## Job 1
According to the Aquinas excerpt, how many points does he give about what it means for human salvation to be liberated by Christ's passion?

## Excerpt provided
Similar but different is Aquinas’ treatment in the STh (III, q. 46 a. 3), where he explains why it is more fitting that we were liberated through the passion of Christ, than just by the will of God. Unlike in De Rationibus Fidei, Aquinas is not trying to find his answer in weighing divine justice and divine mercy, and contemplating whether it would have been more merciful to forgive sins without the need for the passion of Christ.16 Here he mentions five points with respect to the meaningfulness for human salvation of being liberated by Christ’s passion. That Christ died for us, shows us how much God loves man, and provokes man’s charity. Through his passion Christ gives us an example of obedience, humility, perseverance, justice and other virtues necessary for human salvation. Christ merits for us not only liberation from sin, but also justifying grace and the glory of beatitude.17 The immense cost of this redemption shows a greater necessity for man to keep himself from sin. And lastly it means that a greater dignity is acquired for man, now that the devil is conquered through someone who exists in human nature.18 These five points are aptly distinguished according to form and cause: the example of divine love, the example of human virtue, and the example of the great cost of the passion belong to form,

16 Two questions earlier, Aquinas had already settled this important problem: STh III, q. 46 a. 1 ad 3.

Records excerpted from a collection
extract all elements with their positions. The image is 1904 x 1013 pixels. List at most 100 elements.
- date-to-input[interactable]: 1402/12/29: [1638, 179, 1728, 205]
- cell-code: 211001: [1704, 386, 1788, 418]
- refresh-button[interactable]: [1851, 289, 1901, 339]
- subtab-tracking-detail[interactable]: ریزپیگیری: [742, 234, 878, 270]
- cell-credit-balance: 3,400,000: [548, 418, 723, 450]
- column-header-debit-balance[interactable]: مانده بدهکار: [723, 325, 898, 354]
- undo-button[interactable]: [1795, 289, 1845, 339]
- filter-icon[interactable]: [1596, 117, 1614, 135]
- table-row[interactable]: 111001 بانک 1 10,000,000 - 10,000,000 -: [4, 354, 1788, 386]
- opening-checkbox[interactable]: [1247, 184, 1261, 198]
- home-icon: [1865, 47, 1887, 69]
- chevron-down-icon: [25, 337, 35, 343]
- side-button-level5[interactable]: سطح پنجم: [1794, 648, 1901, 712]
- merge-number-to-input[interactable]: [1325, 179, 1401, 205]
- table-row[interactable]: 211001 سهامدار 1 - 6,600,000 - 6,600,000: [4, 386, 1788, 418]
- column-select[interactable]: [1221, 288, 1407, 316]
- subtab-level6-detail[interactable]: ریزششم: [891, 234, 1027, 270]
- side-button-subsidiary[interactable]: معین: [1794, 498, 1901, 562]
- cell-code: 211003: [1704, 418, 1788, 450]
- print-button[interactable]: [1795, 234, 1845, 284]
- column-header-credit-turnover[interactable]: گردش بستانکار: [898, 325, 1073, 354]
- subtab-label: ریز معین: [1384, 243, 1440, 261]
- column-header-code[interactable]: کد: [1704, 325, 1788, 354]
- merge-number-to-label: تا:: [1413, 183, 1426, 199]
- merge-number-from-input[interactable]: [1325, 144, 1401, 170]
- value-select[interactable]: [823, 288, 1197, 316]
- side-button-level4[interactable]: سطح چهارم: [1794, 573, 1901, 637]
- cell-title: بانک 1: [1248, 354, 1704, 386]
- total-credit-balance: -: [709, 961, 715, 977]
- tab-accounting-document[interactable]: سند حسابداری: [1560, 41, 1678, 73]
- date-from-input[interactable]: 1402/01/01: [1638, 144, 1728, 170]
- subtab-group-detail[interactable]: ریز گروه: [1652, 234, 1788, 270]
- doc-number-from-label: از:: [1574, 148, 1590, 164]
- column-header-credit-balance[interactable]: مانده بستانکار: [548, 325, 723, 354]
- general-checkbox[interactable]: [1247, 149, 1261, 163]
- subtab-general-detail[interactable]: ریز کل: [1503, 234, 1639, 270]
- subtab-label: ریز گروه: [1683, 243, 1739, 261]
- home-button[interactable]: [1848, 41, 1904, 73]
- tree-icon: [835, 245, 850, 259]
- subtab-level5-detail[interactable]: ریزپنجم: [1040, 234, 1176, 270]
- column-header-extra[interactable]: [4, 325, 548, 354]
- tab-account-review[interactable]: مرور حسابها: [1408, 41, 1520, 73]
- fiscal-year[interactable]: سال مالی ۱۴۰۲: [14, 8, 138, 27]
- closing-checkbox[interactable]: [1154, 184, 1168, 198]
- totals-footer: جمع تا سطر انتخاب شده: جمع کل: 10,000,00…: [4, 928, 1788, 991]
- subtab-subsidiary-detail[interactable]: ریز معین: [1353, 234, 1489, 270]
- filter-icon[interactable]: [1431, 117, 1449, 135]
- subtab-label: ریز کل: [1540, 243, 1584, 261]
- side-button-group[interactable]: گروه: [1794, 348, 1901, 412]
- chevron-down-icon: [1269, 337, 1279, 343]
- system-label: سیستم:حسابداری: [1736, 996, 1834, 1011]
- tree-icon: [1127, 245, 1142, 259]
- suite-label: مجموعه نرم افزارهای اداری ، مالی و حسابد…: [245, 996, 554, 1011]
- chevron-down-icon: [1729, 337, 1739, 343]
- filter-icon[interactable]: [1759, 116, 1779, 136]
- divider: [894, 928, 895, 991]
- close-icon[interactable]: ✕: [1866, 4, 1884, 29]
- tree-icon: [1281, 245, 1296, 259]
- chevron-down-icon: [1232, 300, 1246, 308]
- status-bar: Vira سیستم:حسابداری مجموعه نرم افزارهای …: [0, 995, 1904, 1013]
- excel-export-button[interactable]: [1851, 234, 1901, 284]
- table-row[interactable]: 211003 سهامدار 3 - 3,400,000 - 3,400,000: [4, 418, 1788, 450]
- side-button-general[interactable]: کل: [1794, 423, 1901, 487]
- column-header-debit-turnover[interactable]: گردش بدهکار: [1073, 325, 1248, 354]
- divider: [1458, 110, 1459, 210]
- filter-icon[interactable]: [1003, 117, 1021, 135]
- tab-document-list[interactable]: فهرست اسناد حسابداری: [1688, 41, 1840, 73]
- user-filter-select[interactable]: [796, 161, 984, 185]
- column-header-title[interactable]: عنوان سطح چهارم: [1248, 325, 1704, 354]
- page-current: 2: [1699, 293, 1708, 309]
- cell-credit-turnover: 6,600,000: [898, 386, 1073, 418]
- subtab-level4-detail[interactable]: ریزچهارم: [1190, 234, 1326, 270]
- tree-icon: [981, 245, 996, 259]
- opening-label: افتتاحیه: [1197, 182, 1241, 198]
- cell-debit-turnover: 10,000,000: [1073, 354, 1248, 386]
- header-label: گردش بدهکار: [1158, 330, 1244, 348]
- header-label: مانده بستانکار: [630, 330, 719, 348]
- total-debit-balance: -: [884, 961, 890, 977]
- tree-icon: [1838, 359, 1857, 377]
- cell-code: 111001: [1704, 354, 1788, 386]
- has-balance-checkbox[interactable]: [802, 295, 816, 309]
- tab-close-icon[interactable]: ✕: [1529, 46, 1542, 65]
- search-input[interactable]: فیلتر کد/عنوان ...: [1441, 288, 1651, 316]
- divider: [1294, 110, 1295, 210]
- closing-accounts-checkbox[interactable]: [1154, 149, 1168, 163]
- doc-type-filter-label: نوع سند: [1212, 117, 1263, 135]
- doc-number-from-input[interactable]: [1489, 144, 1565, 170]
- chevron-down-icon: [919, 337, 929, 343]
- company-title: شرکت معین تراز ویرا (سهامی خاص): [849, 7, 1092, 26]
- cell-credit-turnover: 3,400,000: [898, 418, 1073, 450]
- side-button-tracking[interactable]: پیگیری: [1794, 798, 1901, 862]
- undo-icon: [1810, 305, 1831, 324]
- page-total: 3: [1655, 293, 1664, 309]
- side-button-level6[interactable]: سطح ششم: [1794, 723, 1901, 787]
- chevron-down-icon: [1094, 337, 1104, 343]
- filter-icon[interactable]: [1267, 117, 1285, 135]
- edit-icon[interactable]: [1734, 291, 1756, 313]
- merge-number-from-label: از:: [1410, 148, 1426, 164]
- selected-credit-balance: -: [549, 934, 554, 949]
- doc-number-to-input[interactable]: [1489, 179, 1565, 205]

## Job 2
Turn the records into a Markdown table with the columns Number and Record line, running from the start of the records down to the line containing "- subtab-general-detail[interactable]: ریز", both included. Number the rows and leave out any blank lines.

## Correct answer 1
Five.

## Correct answer 2
| Number | Record line |
|---|---|
| 1 | extract all elements with their positions. The image is 1904 x 1013 pixels. List at most 100 elements. |
| 2 | - date-to-input[interactable]: 1402/12/29: [1638, 179, 1728, 205] |
| 3 | - cell-code: 211001: [1704, 386, 1788, 418] |
| 4 | - refresh-button[interactable]: [1851, 289, 1901, 339] |
| 5 | - subtab-tracking-detail[interactable]: ریزپیگیری: [742, 234, 878, 270] |
| 6 | - cell-credit-balance: 3,400,000: [548, 418, 723, 450] |
| 7 | - column-header-debit-balance[interactable]: مانده بدهکار: [723, 325, 898, 354] |
| 8 | - undo-button[interactable]: [1795, 289, 1845, 339] |
| 9 | - filter-icon[interactable]: [1596, 117, 1614, 135] |
| 10 | - table-row[interactable]: 111001 بانک 1 10,000,000 - 10,000,000 -: [4, 354, 1788, 386] |
| 11 | - opening-checkbox[interactable]: [1247, 184, 1261, 198] |
| 12 | - home-icon: [1865, 47, 1887, 69] |
| 13 | - chevron-down-icon: [25, 337, 35, 343] |
| 14 | - side-button-level5[interactable]: سطح پنجم: [1794, 648, 1901, 712] |
| 15 | - merge-number-to-input[interactable]: [1325, 179, 1401, 205] |
| 16 | - table-row[interactable]: 211001 سهامدار 1 - 6,600,000 - 6,600,000: [4, 386, 1788, 418] |
| 17 | - column-select[interactable]: [1221, 288, 1407, 316] |
| 18 | - subtab-level6-detail[interactable]: ریزششم: [891, 234, 1027, 270] |
| 19 | - side-button-subsidiary[interactable]: معین: [1794, 498, 1901, 562] |
| 20 | - cell-code: 211003: [1704, 418, 1788, 450] |
| 21 | - print-button[interactable]: [1795, 234, 1845, 284] |
| 22 | - column-header-credit-turnover[interactable]: گردش بستانکار: [898, 325, 1073, 354] |
| 23 | - subtab-label: ریز معین: [1384, 243, 1440, 261] |
| 24 | - column-header-code[interactable]: کد: [1704, 325, 1788, 354] |
| 25 | - merge-number-to-label: تا:: [1413, 183, 1426, 199] |
| 26 | - merge-number-from-input[interactable]: [1325, 144, 1401, 170] |
| 27 | - value-select[interactable]: [823, 288, 1197, 316] |
| 28 | - side-button-level4[interactable]: سطح چهارم: [1794, 573, 1901, 637] |
| 29 | - cell-title: بانک 1: [1248, 354, 1704, 386] |
| 30 | - total-credit-balance: -: [709, 961, 715, 977] |
| 31 | - tab-accounting-document[interactable]: سند حسابداری: [1560, 41, 1678, 73] |
| 32 | - date-from-input[interactable]: 1402/01/01: [1638, 144, 1728, 170] |
| 33 | - subtab-group-detail[interactable]: ریز گروه: [1652, 234, 1788, 270] |
| 34 | - doc-number-from-label: از:: [1574, 148, 1590, 164] |
| 35 | - column-header-credit-balance[interactable]: مانده بستانکار: [548, 325, 723, 354] |
| 36 | - general-checkbox[interactable]: [1247, 149, 1261, 163] |
| 37 | - subtab-general-detail[interactable]: ریز کل: [1503, 234, 1639, 270] |